-- REQUIRED ACTION --
Whenever a line in the records below holds the string "SMPN", copy it out.

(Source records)

──────

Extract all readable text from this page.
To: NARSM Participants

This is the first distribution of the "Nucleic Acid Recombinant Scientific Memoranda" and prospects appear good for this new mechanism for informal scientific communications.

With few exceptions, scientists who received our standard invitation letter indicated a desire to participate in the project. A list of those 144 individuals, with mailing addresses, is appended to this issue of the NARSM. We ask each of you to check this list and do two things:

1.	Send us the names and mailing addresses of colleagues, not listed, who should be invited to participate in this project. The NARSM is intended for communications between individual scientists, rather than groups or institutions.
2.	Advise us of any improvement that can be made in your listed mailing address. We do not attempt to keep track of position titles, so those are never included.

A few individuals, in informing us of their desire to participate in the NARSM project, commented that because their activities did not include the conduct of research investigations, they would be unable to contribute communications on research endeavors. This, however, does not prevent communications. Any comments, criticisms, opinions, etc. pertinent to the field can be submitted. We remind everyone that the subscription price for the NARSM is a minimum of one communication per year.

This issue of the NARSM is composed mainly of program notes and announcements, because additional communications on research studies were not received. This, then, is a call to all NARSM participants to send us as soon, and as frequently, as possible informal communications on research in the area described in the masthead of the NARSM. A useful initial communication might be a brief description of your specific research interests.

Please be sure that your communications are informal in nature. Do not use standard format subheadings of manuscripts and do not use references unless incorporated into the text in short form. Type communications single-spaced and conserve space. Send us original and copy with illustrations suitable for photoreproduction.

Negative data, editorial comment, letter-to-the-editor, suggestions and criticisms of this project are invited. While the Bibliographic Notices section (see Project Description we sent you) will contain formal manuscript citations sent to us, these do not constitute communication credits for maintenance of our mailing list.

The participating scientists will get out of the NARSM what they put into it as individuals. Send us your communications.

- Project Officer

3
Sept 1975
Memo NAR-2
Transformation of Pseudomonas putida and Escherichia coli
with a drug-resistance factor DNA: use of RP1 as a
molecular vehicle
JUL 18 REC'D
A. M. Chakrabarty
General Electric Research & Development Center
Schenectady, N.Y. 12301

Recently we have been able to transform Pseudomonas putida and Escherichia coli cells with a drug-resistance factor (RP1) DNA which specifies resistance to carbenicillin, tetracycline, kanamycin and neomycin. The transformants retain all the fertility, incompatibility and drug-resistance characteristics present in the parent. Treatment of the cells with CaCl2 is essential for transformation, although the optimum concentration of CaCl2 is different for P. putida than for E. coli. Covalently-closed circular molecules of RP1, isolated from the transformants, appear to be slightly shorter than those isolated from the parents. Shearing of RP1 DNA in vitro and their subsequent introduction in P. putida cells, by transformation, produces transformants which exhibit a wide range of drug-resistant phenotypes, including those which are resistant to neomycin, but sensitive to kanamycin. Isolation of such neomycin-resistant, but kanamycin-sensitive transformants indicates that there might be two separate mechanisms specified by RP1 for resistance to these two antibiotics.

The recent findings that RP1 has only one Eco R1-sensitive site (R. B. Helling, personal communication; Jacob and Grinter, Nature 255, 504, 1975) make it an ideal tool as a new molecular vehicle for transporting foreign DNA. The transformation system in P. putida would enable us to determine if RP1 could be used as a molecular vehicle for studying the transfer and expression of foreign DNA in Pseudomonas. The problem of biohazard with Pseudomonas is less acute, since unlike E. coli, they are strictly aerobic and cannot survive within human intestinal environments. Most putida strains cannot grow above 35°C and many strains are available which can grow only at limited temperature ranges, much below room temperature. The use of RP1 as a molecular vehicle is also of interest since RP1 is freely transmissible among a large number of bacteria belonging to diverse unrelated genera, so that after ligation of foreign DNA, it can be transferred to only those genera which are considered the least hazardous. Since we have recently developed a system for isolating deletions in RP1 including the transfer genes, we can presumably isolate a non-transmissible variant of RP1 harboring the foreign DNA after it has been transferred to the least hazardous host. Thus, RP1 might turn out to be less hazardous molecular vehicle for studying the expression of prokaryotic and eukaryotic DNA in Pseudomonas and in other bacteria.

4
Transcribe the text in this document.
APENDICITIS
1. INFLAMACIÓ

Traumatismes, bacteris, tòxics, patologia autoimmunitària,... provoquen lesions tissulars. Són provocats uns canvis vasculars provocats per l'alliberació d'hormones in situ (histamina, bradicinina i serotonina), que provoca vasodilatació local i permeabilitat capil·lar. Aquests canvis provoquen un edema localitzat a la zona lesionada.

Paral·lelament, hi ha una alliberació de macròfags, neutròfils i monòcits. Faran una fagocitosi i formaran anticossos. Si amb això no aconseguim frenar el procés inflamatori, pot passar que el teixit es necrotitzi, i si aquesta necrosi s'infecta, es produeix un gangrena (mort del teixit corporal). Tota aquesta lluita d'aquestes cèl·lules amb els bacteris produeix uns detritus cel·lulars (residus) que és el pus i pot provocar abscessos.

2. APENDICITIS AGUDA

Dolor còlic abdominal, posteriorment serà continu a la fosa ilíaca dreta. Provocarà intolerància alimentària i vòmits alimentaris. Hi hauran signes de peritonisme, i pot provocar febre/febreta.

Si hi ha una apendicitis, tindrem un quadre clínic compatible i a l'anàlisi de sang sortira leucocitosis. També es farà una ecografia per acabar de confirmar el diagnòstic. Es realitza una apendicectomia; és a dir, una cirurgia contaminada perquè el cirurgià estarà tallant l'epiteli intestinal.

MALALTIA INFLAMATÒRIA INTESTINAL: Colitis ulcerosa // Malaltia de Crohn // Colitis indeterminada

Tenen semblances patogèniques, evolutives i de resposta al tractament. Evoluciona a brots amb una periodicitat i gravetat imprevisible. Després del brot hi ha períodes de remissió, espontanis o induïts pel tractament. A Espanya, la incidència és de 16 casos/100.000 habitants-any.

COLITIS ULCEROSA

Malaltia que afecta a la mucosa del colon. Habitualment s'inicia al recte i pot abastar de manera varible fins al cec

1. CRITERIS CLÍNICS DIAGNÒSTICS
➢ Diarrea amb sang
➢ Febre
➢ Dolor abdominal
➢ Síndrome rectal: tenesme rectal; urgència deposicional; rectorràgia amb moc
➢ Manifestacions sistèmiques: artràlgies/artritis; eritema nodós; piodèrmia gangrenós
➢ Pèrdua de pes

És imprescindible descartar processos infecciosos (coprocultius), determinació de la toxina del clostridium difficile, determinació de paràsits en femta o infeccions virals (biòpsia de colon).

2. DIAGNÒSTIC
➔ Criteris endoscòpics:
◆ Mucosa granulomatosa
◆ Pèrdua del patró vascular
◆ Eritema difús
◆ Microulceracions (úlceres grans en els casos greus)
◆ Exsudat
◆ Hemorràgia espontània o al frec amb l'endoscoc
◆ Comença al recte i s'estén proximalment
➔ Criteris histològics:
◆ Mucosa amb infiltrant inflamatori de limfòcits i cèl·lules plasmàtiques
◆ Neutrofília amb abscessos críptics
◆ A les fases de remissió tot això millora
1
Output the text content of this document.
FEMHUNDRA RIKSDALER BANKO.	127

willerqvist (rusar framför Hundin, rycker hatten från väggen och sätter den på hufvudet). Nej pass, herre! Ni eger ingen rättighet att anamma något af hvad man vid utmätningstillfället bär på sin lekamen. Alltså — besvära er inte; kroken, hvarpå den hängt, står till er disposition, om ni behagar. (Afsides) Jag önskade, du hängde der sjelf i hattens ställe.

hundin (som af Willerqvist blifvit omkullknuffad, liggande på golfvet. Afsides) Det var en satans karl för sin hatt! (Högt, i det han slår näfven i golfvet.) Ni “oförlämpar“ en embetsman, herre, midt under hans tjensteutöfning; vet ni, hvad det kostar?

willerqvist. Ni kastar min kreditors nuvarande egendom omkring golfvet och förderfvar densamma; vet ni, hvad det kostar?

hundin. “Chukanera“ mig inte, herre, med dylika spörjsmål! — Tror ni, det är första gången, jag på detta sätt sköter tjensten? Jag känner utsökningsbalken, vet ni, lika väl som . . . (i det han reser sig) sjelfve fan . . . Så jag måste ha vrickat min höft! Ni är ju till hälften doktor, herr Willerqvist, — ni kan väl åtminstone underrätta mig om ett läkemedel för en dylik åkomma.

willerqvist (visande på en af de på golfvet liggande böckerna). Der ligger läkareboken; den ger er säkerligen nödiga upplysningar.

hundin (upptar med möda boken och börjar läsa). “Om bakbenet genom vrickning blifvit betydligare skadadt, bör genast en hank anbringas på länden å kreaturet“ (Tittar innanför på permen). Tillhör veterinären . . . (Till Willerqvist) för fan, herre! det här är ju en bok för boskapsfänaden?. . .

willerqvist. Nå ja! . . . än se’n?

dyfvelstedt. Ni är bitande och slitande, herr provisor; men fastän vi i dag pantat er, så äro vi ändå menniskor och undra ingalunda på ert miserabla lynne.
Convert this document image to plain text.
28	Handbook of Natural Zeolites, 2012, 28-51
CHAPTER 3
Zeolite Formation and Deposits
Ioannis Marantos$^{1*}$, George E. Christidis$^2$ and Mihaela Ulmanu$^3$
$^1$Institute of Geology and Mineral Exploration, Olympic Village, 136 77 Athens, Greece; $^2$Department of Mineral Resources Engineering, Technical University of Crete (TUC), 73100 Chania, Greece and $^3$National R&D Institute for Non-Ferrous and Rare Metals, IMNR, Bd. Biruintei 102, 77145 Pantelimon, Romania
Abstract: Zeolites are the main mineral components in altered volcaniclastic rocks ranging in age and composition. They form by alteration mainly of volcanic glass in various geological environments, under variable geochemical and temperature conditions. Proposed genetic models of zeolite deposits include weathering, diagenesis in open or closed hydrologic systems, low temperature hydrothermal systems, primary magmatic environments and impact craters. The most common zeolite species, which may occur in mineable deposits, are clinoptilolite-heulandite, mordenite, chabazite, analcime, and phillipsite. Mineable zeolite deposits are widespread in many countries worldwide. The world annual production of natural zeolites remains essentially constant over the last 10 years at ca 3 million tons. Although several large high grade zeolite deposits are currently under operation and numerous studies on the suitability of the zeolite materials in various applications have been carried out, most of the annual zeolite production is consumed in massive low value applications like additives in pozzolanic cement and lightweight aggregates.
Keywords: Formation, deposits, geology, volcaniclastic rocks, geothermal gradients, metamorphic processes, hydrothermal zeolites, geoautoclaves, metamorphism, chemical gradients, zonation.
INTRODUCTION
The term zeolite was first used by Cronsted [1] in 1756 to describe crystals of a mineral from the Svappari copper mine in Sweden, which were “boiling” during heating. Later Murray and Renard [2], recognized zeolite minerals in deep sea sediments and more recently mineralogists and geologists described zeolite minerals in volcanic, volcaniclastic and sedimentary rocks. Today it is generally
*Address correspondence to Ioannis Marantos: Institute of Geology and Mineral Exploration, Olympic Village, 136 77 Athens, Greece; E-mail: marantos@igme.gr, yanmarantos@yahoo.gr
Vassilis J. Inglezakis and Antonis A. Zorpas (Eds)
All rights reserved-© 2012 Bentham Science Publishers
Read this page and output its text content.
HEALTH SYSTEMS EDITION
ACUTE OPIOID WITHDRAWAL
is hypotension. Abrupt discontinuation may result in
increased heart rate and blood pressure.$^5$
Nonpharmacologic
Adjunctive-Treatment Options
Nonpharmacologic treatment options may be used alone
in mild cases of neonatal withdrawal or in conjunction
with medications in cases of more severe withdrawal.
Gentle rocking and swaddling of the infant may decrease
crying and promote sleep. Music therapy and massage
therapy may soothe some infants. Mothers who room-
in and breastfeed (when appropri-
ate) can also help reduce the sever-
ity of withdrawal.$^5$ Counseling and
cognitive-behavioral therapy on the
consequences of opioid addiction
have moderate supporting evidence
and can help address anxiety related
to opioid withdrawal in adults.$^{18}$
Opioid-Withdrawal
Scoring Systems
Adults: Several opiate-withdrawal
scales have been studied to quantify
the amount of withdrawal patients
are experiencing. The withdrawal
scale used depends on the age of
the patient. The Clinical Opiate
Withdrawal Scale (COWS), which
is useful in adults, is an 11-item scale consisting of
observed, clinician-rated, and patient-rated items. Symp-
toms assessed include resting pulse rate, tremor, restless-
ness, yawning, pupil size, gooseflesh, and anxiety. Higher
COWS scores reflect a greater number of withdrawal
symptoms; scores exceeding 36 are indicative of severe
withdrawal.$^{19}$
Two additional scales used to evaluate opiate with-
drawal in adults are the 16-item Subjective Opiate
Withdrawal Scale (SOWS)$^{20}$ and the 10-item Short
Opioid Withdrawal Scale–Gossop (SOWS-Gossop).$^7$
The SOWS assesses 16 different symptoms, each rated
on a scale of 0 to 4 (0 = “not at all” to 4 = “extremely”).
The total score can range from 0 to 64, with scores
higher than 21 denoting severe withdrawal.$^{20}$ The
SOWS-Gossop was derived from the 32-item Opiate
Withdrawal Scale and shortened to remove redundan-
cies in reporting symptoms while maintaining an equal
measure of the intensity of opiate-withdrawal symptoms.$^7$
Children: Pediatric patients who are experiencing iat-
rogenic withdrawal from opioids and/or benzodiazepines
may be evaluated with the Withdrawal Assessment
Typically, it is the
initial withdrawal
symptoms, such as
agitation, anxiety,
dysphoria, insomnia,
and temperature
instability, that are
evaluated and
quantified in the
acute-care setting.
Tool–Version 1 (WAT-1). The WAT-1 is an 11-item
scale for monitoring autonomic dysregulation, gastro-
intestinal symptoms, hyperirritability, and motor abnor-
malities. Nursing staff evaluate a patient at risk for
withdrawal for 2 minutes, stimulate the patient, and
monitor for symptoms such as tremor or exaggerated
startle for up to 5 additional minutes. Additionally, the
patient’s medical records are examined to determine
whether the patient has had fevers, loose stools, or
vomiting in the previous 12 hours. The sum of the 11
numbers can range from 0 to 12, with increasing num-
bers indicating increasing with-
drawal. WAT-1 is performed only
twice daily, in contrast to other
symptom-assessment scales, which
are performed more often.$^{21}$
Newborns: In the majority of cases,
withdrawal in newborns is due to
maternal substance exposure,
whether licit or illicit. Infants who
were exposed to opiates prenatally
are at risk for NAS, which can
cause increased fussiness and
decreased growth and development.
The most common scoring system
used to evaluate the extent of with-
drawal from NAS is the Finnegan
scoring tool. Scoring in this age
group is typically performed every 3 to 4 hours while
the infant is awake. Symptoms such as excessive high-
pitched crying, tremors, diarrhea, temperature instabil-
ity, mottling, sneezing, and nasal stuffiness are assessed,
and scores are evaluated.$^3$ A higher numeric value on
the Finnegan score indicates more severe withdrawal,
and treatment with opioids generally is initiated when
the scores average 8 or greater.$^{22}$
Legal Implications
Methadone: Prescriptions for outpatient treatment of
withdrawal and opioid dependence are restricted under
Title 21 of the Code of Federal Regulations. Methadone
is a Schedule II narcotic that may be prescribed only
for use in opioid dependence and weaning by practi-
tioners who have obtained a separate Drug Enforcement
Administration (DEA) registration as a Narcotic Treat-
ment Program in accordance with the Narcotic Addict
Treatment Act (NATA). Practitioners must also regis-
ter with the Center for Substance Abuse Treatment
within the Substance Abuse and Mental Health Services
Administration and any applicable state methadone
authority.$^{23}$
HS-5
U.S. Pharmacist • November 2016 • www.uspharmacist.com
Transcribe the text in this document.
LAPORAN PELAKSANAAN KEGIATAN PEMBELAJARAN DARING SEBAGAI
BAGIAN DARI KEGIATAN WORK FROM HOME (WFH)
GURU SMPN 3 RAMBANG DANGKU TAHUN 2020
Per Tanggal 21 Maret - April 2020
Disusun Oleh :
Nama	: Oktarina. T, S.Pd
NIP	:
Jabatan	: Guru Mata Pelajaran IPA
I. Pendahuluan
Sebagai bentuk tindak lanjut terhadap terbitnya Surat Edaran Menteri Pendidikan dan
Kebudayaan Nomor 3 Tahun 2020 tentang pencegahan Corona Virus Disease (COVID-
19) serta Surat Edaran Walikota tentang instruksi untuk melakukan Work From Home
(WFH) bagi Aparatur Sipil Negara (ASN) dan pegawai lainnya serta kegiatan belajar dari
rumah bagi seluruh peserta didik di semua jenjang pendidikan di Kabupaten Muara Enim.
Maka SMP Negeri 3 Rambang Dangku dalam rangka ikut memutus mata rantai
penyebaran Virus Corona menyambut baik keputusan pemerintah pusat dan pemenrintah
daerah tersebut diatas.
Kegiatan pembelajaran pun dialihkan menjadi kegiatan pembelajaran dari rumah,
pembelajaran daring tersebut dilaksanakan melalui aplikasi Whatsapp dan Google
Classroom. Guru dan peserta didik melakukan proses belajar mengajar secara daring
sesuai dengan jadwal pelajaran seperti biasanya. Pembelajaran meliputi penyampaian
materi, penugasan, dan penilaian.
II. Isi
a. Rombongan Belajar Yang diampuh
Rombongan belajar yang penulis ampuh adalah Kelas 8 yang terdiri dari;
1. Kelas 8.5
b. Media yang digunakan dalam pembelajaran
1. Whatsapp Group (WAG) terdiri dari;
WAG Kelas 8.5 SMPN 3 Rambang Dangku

──────

-- YOUR SOLUTION --
GURU SMPN 3 RAMBANG DANGKU TAHUN 2020
WAG Kelas 8.5 SMPN 3 Rambang Dangku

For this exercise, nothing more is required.